Source records ▸
* start *
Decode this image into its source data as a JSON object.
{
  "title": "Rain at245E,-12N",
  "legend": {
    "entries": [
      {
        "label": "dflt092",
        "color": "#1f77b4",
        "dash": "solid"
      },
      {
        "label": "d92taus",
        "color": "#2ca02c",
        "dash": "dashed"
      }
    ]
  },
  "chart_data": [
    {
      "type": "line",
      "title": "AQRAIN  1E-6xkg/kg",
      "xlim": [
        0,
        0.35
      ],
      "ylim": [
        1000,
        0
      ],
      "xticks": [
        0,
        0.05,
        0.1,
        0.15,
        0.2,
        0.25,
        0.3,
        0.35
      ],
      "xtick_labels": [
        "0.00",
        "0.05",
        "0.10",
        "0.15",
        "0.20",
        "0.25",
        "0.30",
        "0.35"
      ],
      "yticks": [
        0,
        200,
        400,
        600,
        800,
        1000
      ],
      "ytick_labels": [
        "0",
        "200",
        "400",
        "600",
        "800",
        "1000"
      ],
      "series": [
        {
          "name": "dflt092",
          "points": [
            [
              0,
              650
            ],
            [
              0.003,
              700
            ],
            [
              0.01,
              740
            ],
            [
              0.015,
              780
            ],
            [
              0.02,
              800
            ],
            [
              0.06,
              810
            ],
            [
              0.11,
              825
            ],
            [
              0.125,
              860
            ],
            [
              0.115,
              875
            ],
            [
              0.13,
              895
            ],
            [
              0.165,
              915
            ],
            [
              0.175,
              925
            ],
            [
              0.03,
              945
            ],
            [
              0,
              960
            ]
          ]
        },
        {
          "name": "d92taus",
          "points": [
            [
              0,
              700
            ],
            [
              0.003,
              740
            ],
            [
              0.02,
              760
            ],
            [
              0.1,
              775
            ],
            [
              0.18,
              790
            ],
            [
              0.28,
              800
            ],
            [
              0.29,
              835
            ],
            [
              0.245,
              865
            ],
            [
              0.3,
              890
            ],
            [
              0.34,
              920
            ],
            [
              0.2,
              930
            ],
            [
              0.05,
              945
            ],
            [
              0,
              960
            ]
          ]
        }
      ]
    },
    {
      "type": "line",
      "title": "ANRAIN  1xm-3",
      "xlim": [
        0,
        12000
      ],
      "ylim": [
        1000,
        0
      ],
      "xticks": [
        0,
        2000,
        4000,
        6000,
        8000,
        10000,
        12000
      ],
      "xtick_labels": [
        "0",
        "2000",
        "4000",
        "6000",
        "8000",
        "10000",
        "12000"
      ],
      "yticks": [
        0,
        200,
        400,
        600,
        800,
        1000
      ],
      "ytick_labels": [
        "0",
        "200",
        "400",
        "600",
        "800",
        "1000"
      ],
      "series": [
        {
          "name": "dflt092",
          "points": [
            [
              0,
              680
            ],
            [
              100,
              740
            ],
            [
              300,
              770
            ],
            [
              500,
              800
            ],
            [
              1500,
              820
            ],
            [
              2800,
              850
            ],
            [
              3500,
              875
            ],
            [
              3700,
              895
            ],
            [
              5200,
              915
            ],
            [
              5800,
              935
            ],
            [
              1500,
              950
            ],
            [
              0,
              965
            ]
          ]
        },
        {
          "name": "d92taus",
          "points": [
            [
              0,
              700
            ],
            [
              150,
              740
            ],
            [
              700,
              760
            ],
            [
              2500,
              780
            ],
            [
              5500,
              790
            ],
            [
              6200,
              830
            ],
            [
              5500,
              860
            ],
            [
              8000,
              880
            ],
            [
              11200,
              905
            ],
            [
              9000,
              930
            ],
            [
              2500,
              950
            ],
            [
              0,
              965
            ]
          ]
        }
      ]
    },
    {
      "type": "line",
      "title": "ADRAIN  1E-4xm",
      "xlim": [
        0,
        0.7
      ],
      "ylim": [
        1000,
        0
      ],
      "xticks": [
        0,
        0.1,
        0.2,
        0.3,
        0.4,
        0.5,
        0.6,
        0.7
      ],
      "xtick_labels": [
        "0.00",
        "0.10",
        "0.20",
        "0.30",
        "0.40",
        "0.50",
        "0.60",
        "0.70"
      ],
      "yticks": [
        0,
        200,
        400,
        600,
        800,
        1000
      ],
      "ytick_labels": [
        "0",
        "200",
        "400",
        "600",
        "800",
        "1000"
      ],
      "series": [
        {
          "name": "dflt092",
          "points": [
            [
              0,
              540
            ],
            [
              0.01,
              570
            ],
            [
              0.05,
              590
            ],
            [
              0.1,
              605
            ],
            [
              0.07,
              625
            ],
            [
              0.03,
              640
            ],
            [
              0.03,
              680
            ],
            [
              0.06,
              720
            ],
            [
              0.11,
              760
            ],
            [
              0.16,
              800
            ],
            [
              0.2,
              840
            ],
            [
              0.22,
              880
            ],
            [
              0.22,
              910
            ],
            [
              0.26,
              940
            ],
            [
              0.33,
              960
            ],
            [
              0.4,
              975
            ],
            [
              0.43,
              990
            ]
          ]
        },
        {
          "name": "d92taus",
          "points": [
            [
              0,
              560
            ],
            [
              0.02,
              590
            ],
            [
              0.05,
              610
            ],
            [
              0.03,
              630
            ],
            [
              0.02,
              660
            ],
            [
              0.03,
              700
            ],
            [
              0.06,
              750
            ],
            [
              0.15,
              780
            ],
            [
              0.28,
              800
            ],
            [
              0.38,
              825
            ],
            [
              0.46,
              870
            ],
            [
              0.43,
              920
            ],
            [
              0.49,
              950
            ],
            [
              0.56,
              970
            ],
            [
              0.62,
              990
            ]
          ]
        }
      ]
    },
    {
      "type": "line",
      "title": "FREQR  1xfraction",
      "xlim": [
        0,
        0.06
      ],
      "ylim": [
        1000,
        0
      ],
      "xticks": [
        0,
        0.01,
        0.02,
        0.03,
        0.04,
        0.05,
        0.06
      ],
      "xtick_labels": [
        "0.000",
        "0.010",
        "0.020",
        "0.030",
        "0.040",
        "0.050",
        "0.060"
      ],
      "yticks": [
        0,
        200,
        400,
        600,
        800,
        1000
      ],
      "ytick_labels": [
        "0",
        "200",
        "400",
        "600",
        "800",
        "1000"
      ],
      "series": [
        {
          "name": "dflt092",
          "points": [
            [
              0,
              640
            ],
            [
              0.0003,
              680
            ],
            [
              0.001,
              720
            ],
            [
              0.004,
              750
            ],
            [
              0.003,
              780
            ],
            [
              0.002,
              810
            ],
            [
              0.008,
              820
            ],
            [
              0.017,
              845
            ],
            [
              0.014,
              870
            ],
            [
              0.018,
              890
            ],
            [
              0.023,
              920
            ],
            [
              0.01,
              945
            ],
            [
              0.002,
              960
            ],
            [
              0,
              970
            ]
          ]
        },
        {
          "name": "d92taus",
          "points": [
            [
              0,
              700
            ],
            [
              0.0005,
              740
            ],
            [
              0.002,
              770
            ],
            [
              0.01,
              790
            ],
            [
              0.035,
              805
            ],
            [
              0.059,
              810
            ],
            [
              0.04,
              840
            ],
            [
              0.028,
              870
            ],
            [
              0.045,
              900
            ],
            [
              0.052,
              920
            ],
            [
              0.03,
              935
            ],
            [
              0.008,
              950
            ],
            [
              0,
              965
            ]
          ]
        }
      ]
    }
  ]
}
* end *
REQUIRED TASK ▸
Scan the data above and copy every line with "title" in it.

THE RESPONSE ▸
  "title": "Rain at245E,-12N",
      "title": "AQRAIN  1E-6xkg/kg",
      "title": "ANRAIN  1xm-3",
      "title": "ADRAIN  1E-4xm",
      "title": "FREQR  1xfraction",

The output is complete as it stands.